### Collected data
[start]

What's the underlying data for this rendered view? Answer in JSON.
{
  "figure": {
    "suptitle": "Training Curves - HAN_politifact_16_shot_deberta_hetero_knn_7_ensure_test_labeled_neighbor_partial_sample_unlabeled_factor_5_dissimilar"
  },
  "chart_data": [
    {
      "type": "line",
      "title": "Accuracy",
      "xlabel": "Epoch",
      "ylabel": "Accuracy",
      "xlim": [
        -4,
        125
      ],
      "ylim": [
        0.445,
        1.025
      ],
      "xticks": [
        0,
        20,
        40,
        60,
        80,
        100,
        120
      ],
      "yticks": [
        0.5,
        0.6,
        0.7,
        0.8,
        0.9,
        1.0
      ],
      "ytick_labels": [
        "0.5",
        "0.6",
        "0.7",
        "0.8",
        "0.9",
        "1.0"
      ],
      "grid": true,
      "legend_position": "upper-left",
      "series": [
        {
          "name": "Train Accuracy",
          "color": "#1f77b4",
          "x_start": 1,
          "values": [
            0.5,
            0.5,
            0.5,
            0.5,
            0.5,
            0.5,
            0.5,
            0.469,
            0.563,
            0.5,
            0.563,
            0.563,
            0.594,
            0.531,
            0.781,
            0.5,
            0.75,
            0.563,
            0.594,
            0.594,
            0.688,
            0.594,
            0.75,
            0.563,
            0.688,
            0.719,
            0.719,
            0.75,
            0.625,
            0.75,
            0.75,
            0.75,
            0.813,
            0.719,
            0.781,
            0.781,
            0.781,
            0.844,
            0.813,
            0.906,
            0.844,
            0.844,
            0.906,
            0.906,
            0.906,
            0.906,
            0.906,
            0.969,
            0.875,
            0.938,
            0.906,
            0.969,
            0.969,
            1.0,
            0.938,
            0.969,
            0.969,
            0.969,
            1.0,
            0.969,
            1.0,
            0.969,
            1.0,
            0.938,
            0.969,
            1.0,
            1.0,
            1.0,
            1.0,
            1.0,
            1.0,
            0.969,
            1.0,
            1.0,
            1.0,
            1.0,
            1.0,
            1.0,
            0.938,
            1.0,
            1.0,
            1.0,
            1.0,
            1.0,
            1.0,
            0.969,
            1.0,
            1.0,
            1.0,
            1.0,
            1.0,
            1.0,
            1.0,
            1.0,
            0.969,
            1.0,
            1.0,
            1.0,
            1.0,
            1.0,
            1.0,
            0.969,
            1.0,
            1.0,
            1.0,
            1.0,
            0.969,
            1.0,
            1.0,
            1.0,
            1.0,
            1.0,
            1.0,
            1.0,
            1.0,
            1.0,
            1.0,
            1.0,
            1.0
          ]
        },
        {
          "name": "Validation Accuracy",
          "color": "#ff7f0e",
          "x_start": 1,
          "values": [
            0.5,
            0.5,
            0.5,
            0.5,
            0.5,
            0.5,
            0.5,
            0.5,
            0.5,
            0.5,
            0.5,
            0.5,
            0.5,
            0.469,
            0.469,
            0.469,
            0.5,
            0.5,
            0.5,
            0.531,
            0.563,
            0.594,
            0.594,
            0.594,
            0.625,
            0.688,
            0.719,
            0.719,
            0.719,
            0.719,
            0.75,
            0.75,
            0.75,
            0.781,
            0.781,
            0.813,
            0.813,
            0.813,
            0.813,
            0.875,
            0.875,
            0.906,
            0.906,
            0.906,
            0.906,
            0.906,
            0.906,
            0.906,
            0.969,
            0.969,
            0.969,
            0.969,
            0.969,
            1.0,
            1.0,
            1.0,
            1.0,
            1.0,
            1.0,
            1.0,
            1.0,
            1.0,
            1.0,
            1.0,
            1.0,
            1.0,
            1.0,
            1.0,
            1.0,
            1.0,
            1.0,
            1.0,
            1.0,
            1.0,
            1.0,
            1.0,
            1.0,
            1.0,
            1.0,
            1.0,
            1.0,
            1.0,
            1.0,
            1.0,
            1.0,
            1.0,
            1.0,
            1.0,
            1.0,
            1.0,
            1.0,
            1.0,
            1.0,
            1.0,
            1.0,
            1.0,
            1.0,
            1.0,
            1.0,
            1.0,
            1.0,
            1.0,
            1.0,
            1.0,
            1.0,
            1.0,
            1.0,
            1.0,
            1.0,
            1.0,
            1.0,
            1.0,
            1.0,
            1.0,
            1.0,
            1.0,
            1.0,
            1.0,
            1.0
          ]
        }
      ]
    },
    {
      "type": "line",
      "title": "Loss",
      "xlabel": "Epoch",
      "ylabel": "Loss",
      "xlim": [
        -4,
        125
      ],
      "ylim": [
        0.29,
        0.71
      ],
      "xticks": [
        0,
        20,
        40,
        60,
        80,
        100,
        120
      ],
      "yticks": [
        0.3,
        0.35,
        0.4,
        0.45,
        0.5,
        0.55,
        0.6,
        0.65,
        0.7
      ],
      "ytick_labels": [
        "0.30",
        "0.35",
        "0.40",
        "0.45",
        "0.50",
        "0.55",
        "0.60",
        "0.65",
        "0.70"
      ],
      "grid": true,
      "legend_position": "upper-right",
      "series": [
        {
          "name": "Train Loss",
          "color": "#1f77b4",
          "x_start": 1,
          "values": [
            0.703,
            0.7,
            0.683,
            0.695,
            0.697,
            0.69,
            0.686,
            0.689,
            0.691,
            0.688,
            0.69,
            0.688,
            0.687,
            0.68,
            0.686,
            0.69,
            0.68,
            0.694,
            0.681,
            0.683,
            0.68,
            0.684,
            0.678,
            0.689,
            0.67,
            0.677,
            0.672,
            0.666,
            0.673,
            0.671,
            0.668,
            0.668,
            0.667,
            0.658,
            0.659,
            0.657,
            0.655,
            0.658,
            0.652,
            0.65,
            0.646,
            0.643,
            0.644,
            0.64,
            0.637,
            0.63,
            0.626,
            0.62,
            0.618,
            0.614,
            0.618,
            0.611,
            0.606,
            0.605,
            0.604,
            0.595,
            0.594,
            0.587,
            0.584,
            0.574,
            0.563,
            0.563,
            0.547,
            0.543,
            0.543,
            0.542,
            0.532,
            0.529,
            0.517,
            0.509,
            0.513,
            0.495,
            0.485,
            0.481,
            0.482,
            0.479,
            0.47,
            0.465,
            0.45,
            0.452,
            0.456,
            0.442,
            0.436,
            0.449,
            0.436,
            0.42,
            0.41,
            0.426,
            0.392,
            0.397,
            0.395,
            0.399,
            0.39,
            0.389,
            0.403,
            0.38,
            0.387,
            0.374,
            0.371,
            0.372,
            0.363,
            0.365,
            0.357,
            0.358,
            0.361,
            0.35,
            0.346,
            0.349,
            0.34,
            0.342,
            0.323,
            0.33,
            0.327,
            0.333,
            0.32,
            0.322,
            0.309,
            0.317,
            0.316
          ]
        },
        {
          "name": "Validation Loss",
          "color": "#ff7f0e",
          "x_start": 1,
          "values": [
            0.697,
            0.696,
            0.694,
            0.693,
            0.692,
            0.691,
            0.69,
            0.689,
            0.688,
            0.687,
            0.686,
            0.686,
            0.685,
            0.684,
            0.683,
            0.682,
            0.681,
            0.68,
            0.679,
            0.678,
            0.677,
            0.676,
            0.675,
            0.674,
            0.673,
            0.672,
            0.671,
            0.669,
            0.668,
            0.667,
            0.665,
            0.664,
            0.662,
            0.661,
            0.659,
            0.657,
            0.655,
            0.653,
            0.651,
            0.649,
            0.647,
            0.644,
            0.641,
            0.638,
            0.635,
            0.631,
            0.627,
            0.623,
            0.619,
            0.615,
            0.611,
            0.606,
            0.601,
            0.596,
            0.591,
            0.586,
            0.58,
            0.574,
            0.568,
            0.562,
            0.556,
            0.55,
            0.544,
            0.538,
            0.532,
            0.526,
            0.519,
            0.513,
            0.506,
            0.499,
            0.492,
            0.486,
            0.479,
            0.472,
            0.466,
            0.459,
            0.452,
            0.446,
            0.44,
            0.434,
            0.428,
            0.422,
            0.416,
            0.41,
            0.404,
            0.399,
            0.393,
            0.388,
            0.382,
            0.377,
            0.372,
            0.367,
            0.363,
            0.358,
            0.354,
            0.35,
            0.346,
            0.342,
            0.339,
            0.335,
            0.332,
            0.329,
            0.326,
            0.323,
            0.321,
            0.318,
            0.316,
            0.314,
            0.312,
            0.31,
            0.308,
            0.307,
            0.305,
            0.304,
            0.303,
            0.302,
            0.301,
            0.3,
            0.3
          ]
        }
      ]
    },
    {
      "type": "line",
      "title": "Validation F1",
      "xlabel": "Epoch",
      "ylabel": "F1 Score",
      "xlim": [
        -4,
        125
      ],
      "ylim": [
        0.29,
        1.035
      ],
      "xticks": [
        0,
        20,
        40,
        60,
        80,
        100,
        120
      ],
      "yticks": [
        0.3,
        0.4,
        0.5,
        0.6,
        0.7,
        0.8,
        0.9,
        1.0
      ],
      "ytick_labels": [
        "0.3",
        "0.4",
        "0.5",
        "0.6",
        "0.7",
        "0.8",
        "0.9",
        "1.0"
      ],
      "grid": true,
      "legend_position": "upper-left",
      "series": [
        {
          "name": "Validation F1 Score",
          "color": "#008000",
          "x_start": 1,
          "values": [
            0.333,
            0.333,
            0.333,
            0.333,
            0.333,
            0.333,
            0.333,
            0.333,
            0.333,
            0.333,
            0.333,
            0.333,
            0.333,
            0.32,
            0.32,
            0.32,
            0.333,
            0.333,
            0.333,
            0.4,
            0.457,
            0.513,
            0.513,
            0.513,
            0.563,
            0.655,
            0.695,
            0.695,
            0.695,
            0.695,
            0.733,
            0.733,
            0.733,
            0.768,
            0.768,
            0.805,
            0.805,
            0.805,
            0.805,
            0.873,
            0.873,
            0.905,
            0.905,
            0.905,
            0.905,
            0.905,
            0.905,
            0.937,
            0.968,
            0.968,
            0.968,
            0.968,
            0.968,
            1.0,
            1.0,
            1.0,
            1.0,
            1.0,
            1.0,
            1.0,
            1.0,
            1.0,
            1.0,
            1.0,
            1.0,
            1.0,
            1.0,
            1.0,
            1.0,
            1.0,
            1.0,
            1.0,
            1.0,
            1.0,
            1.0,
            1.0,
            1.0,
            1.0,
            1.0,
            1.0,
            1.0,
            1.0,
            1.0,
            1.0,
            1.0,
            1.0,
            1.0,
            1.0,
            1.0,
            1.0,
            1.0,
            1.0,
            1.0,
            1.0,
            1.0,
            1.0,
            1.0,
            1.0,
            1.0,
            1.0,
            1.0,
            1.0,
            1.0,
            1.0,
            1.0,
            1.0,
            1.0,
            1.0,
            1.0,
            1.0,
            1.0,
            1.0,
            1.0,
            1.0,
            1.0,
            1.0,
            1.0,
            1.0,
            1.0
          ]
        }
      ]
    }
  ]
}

[end]

### GOAL
From the data above, work out how many lines hold "name". Answer with the number alone.

### REPLY TO THE EXERCISE
5